== PROBLEM DETAILS ==
Output, without any change, the stretch of rows from the line containing "X-axis label: Humidex" through the line containing "What elements are", and nothing else.
>>>
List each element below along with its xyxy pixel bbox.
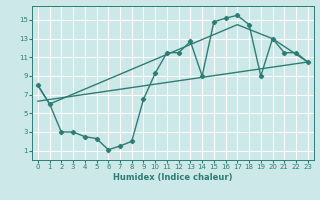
X-axis label: Humidex (Indice chaleur): Humidex (Indice chaleur) (113, 173, 233, 182)
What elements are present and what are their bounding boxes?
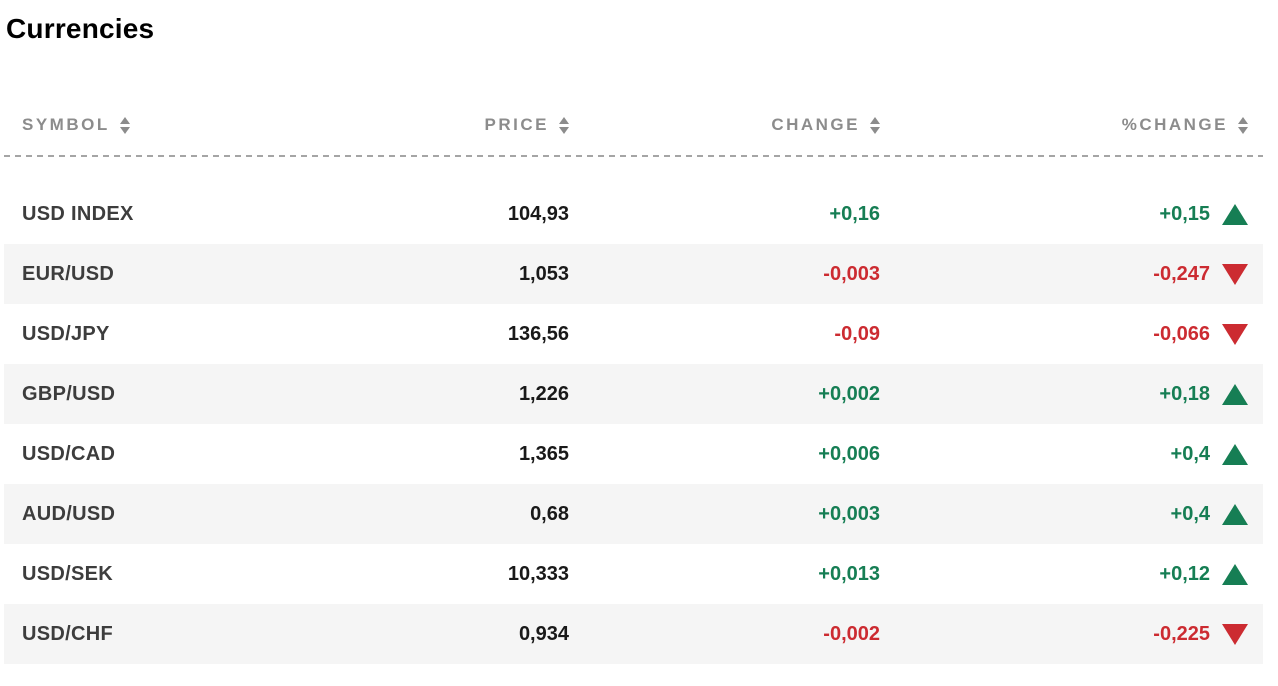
pct-change-value: +0,4 bbox=[1170, 502, 1210, 525]
down-triangle-icon bbox=[1222, 623, 1248, 645]
change-cell: +0,003 bbox=[818, 502, 880, 525]
pct-change-cell: +0,18 bbox=[880, 383, 1248, 406]
column-header-change-label: CHANGE bbox=[771, 115, 860, 134]
table-row[interactable]: USD/CHF 0,934 -0,002 -0,225 bbox=[4, 604, 1263, 664]
pct-change-cell: +0,4 bbox=[880, 443, 1248, 466]
pct-change-cell: -0,225 bbox=[880, 623, 1248, 646]
table-header: SYMBOL PRICE CHANGE %CHANGE bbox=[4, 105, 1263, 145]
table-row[interactable]: AUD/USD 0,68 +0,003 +0,4 bbox=[4, 484, 1263, 544]
table-row[interactable]: EUR/USD 1,053 -0,003 -0,247 bbox=[4, 244, 1263, 304]
column-header-pct-change-label: %CHANGE bbox=[1121, 115, 1228, 134]
price-cell: 0,934 bbox=[518, 622, 569, 645]
symbol-cell[interactable]: USD/CHF bbox=[22, 622, 113, 645]
sort-arrows-icon bbox=[1238, 116, 1248, 134]
up-triangle-icon bbox=[1222, 203, 1248, 225]
pct-change-value: +0,12 bbox=[1159, 562, 1210, 585]
change-cell: -0,09 bbox=[834, 322, 880, 345]
change-cell: -0,002 bbox=[823, 622, 880, 645]
up-triangle-icon bbox=[1222, 503, 1248, 525]
column-header-symbol[interactable]: SYMBOL bbox=[4, 115, 304, 135]
change-cell: +0,16 bbox=[829, 202, 880, 225]
price-cell: 1,226 bbox=[518, 382, 569, 405]
pct-change-value: -0,225 bbox=[1153, 622, 1210, 645]
change-cell: -0,003 bbox=[823, 262, 880, 285]
table-row[interactable]: GBP/USD 1,226 +0,002 +0,18 bbox=[4, 364, 1263, 424]
column-header-change[interactable]: CHANGE bbox=[569, 115, 880, 135]
down-triangle-icon bbox=[1222, 323, 1248, 345]
pct-change-value: -0,247 bbox=[1153, 262, 1210, 285]
currencies-widget: Currencies SYMBOL PRICE CHANGE %CHANGE U… bbox=[4, 13, 1263, 664]
price-cell: 104,93 bbox=[507, 202, 569, 225]
sort-arrows-icon bbox=[119, 116, 130, 134]
up-triangle-icon bbox=[1222, 443, 1248, 465]
price-cell: 0,68 bbox=[530, 502, 569, 525]
down-triangle-icon bbox=[1222, 263, 1248, 285]
symbol-cell[interactable]: USD/SEK bbox=[22, 562, 114, 585]
price-cell: 136,56 bbox=[507, 322, 569, 345]
column-header-price-label: PRICE bbox=[484, 115, 549, 134]
symbol-cell[interactable]: USD/JPY bbox=[22, 322, 110, 345]
change-cell: +0,013 bbox=[818, 562, 880, 585]
header-divider bbox=[4, 155, 1263, 157]
pct-change-cell: +0,12 bbox=[880, 563, 1248, 586]
pct-change-cell: +0,4 bbox=[880, 503, 1248, 526]
pct-change-cell: +0,15 bbox=[880, 203, 1248, 226]
pct-change-value: +0,4 bbox=[1170, 442, 1210, 465]
pct-change-cell: -0,247 bbox=[880, 263, 1248, 286]
pct-change-cell: -0,066 bbox=[880, 323, 1248, 346]
column-header-symbol-label: SYMBOL bbox=[22, 115, 110, 134]
symbol-cell[interactable]: GBP/USD bbox=[22, 382, 116, 405]
sort-arrows-icon bbox=[870, 116, 880, 134]
symbol-cell[interactable]: AUD/USD bbox=[22, 502, 116, 525]
price-cell: 10,333 bbox=[507, 562, 569, 585]
table-row[interactable]: USD/JPY 136,56 -0,09 -0,066 bbox=[4, 304, 1263, 364]
symbol-cell[interactable]: EUR/USD bbox=[22, 262, 115, 285]
page-title: Currencies bbox=[6, 13, 155, 44]
table-row[interactable]: USD INDEX 104,93 +0,16 +0,15 bbox=[4, 184, 1263, 244]
currencies-table: SYMBOL PRICE CHANGE %CHANGE USD INDEX 10… bbox=[4, 105, 1263, 664]
symbol-cell[interactable]: USD/CAD bbox=[22, 442, 116, 465]
column-header-price[interactable]: PRICE bbox=[304, 115, 569, 135]
table-row[interactable]: USD/SEK 10,333 +0,013 +0,12 bbox=[4, 544, 1263, 604]
table-row[interactable]: USD/CAD 1,365 +0,006 +0,4 bbox=[4, 424, 1263, 484]
pct-change-value: +0,15 bbox=[1159, 202, 1210, 225]
symbol-cell[interactable]: USD INDEX bbox=[22, 202, 134, 225]
price-cell: 1,365 bbox=[518, 442, 569, 465]
pct-change-value: -0,066 bbox=[1153, 322, 1210, 345]
change-cell: +0,002 bbox=[818, 382, 880, 405]
up-triangle-icon bbox=[1222, 383, 1248, 405]
sort-arrows-icon bbox=[559, 116, 569, 134]
pct-change-value: +0,18 bbox=[1159, 382, 1210, 405]
table-body: USD INDEX 104,93 +0,16 +0,15 EUR/USD 1,0… bbox=[4, 184, 1263, 664]
price-cell: 1,053 bbox=[518, 262, 569, 285]
change-cell: +0,006 bbox=[818, 442, 880, 465]
column-header-pct-change[interactable]: %CHANGE bbox=[880, 115, 1248, 135]
up-triangle-icon bbox=[1222, 563, 1248, 585]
<<<
== FINISHED EXERCISE ==
X-axis label: Humidex (Indice chaleur): Humidex (Indice chaleur) (113, 173, 233, 182)
What elements are present and what are their bounding boxes?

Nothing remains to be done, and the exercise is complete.